Repeat every entry word for word, but leave the images out of your copy.
-*-
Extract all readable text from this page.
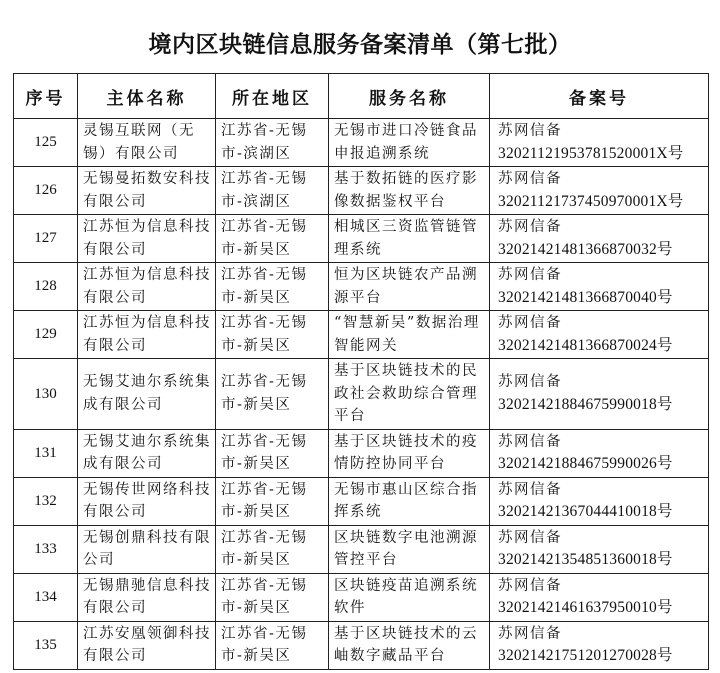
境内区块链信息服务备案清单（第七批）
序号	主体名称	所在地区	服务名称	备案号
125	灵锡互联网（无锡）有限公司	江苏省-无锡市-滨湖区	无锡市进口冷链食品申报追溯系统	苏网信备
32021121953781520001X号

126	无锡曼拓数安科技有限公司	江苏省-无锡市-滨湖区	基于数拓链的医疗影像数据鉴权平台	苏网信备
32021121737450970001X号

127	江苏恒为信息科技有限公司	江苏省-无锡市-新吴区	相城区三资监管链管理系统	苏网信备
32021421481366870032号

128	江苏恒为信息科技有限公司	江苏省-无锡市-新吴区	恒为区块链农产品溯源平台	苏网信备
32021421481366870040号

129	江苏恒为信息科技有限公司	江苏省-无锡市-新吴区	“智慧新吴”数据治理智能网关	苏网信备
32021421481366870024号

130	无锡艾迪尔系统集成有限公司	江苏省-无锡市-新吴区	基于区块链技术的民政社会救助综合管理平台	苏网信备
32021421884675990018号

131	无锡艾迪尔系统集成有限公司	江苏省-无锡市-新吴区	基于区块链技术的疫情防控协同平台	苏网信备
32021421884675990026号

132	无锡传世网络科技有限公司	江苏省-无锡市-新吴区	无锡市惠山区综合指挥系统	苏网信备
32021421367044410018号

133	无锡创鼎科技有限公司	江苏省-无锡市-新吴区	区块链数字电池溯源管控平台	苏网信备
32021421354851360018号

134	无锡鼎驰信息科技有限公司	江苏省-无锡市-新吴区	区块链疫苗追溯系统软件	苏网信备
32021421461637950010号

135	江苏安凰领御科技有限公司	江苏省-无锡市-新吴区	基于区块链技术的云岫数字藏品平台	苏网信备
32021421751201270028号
-*-
▶ Correct answer
Extract all readable text from this page.
境内区块链信息服务备案清单（第七批）
序号	主体名称	所在地区	服务名称	备案号
125	灵锡互联网（无锡）有限公司	江苏省-无锡市-滨湖区	无锡市进口冷链食品申报追溯系统	苏网信备
32021121953781520001X号

126	无锡曼拓数安科技有限公司	江苏省-无锡市-滨湖区	基于数拓链的医疗影像数据鉴权平台	苏网信备
32021121737450970001X号

127	江苏恒为信息科技有限公司	江苏省-无锡市-新吴区	相城区三资监管链管理系统	苏网信备
32021421481366870032号

128	江苏恒为信息科技有限公司	江苏省-无锡市-新吴区	恒为区块链农产品溯源平台	苏网信备
32021421481366870040号

129	江苏恒为信息科技有限公司	江苏省-无锡市-新吴区	“智慧新吴”数据治理智能网关	苏网信备
32021421481366870024号

130	无锡艾迪尔系统集成有限公司	江苏省-无锡市-新吴区	基于区块链技术的民政社会救助综合管理平台	苏网信备
32021421884675990018号

131	无锡艾迪尔系统集成有限公司	江苏省-无锡市-新吴区	基于区块链技术的疫情防控协同平台	苏网信备
32021421884675990026号

132	无锡传世网络科技有限公司	江苏省-无锡市-新吴区	无锡市惠山区综合指挥系统	苏网信备
32021421367044410018号

133	无锡创鼎科技有限公司	江苏省-无锡市-新吴区	区块链数字电池溯源管控平台	苏网信备
32021421354851360018号

134	无锡鼎驰信息科技有限公司	江苏省-无锡市-新吴区	区块链疫苗追溯系统软件	苏网信备
32021421461637950010号

135	江苏安凰领御科技有限公司	江苏省-无锡市-新吴区	基于区块链技术的云岫数字藏品平台	苏网信备
32021421751201270028号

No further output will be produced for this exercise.